Problem details » Keep only the lines that hold the string "this", filtering out the rest of the entries below.

(begin)

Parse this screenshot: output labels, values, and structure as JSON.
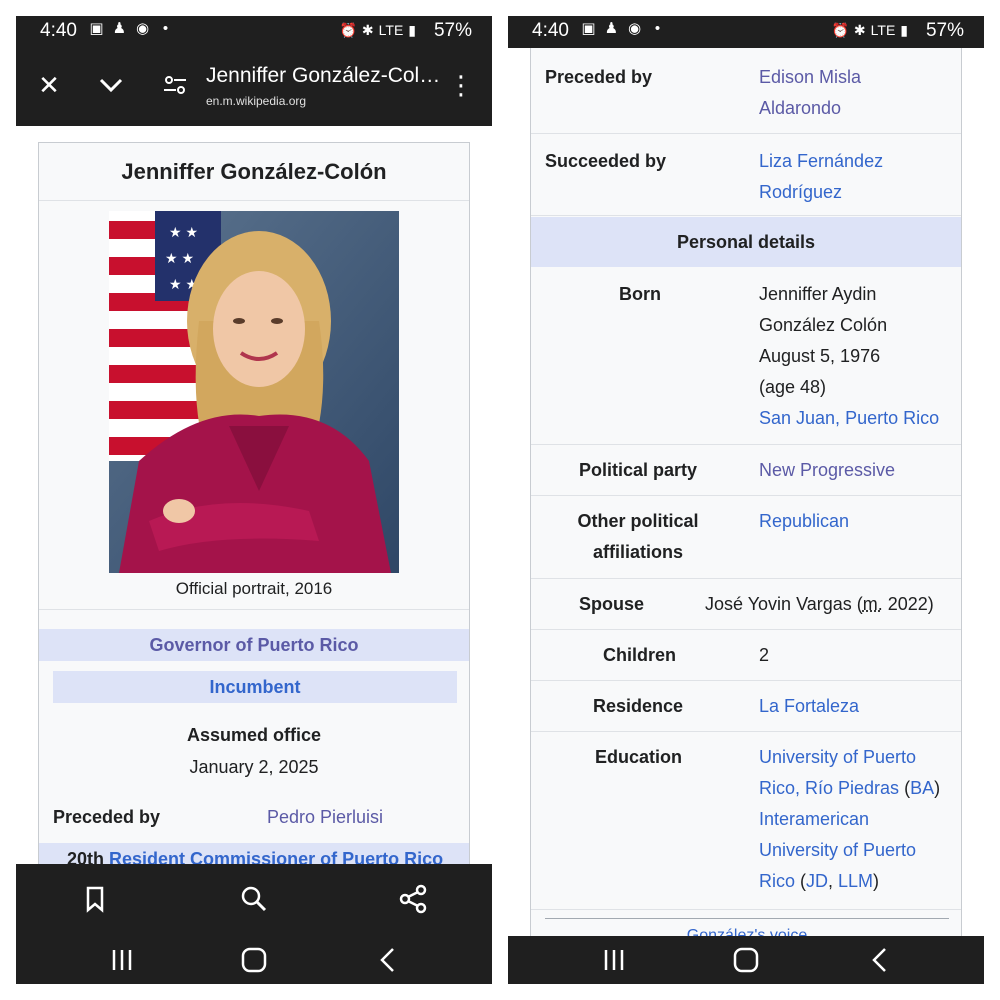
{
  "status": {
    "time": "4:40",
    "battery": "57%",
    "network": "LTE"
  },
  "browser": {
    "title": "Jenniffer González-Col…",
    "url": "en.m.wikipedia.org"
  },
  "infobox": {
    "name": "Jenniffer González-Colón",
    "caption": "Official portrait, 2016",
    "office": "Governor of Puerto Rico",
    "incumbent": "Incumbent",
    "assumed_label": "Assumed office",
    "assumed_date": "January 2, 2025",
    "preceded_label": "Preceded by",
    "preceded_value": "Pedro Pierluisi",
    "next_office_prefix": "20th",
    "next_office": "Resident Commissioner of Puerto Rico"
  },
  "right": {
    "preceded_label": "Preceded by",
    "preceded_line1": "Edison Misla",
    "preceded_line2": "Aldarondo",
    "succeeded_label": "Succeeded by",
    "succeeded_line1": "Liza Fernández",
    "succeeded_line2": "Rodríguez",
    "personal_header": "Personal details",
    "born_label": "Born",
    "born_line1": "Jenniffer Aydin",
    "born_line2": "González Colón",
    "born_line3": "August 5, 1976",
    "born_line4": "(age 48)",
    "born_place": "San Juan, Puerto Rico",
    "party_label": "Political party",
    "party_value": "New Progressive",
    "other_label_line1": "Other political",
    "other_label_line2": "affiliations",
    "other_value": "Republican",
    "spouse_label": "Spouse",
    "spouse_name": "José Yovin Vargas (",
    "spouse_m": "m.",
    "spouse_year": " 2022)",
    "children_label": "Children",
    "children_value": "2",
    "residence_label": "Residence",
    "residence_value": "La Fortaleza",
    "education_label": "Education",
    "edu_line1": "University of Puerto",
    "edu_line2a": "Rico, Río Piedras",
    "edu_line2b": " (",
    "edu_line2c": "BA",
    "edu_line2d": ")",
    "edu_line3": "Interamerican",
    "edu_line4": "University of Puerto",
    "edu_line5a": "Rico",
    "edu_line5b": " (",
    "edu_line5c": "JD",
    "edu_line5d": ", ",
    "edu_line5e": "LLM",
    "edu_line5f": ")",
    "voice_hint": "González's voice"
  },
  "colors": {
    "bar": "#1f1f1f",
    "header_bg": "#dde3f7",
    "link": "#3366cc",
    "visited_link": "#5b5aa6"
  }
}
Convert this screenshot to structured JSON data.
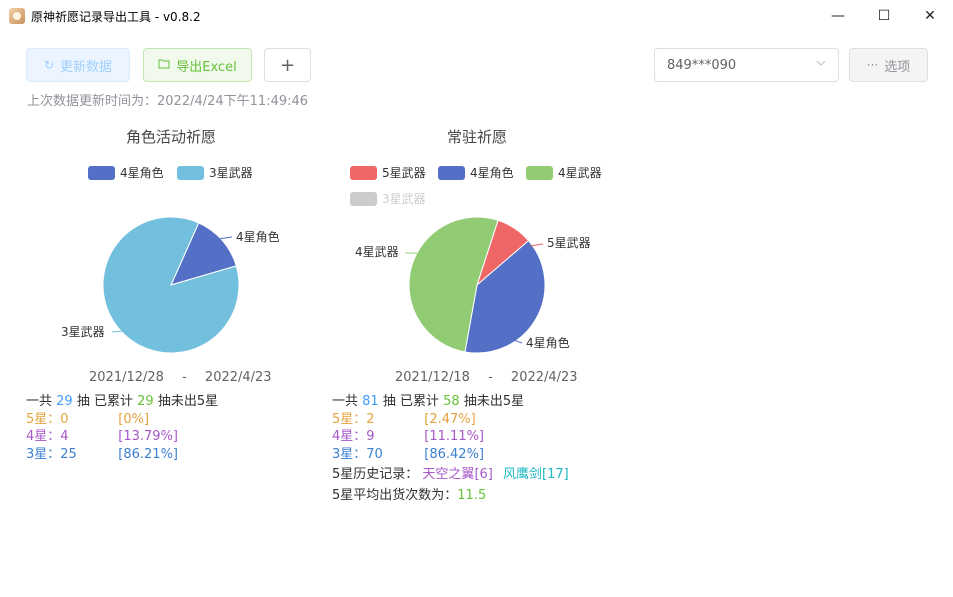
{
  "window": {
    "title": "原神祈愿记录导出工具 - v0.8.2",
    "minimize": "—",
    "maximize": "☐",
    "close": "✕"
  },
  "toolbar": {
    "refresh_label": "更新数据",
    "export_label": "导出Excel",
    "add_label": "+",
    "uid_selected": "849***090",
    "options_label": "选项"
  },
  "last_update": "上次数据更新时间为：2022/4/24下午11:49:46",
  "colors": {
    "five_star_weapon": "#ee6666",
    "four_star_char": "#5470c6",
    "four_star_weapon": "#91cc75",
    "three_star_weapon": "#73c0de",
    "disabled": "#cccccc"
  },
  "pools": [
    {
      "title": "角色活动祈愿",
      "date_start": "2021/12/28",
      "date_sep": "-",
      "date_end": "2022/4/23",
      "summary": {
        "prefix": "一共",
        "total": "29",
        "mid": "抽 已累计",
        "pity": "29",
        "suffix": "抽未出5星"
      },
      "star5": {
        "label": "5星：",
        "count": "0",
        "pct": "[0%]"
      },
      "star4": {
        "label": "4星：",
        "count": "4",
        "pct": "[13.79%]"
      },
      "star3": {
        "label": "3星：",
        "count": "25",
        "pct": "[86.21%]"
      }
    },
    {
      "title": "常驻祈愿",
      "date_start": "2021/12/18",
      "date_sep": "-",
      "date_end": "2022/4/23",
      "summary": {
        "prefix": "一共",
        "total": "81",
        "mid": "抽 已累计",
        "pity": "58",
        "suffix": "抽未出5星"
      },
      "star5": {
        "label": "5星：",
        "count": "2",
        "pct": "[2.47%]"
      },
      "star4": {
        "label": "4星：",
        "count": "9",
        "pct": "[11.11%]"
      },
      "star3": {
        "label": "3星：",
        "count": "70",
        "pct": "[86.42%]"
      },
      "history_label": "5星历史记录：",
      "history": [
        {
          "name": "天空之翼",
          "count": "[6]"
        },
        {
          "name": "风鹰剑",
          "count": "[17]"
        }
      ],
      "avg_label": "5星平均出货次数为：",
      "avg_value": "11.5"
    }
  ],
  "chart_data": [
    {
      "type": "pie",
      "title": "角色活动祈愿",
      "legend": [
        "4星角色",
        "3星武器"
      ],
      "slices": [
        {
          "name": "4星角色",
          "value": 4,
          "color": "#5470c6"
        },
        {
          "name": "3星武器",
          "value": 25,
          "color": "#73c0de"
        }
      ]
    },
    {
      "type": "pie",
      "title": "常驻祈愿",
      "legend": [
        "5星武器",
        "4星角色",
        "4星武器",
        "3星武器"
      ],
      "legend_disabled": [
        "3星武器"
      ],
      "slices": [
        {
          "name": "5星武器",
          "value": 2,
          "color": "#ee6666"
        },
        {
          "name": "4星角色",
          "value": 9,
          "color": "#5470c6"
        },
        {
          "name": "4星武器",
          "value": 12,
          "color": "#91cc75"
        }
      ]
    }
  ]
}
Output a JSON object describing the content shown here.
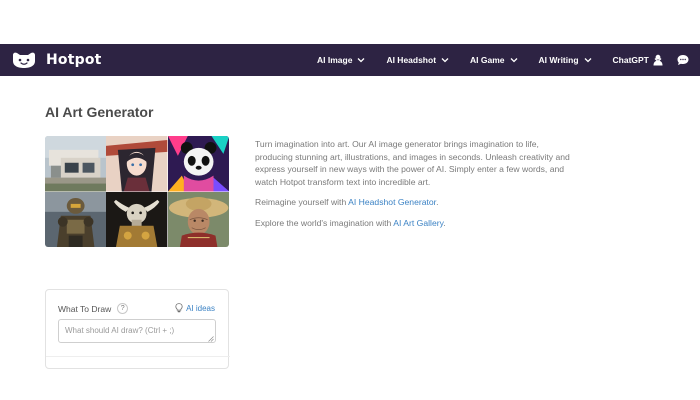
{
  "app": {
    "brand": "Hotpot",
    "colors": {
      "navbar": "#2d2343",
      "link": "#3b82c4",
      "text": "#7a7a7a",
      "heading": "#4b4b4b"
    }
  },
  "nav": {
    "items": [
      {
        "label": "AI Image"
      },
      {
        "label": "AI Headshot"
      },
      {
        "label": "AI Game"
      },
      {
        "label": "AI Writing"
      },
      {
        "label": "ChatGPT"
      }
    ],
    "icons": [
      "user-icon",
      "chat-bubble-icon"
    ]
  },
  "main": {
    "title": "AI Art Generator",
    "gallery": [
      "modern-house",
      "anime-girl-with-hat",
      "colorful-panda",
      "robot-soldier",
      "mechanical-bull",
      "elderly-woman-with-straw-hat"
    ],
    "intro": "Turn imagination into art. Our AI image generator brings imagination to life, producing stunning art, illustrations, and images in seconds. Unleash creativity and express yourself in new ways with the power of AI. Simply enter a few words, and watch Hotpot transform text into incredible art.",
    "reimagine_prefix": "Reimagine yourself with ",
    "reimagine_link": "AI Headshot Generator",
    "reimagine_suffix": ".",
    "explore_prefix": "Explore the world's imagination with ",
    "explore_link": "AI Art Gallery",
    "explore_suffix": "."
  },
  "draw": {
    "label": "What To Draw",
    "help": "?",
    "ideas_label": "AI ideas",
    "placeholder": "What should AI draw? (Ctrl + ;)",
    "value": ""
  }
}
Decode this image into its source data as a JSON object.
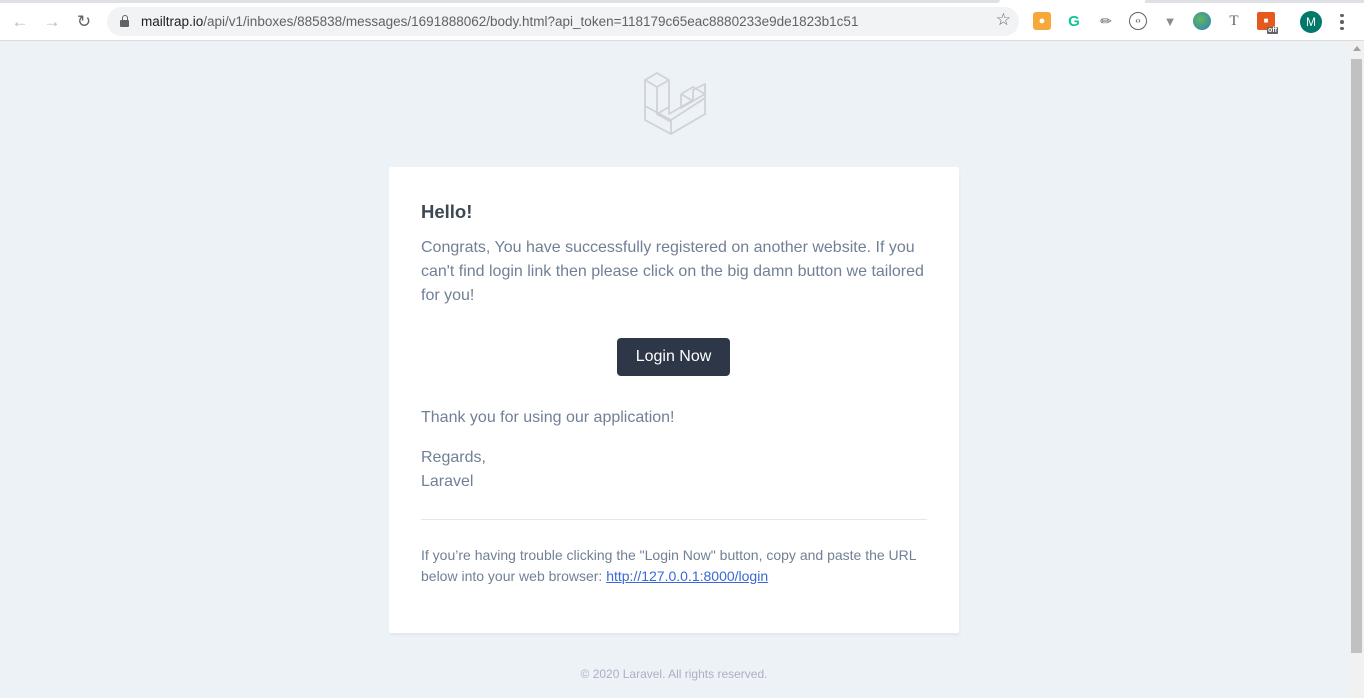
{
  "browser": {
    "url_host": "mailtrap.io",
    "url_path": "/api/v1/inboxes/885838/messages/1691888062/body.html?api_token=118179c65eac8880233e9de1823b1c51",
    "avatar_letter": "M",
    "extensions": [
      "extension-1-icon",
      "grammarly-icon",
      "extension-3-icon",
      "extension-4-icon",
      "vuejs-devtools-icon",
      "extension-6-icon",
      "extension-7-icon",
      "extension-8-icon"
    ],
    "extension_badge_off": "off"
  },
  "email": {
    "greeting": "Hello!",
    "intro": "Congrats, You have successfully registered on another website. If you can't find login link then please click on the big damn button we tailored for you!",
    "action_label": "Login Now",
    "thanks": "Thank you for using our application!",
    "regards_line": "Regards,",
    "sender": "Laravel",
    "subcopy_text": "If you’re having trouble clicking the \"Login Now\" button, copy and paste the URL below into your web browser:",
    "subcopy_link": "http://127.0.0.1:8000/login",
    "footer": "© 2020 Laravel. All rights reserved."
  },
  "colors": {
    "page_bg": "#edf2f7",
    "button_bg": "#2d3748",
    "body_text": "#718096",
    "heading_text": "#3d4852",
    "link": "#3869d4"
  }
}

(end)

Task answer »
Parse this screenshot: output labels, values, and structure as JSON.
Convert this screenshot to structured JSON data.
Decode this image into its source data as a JSON object.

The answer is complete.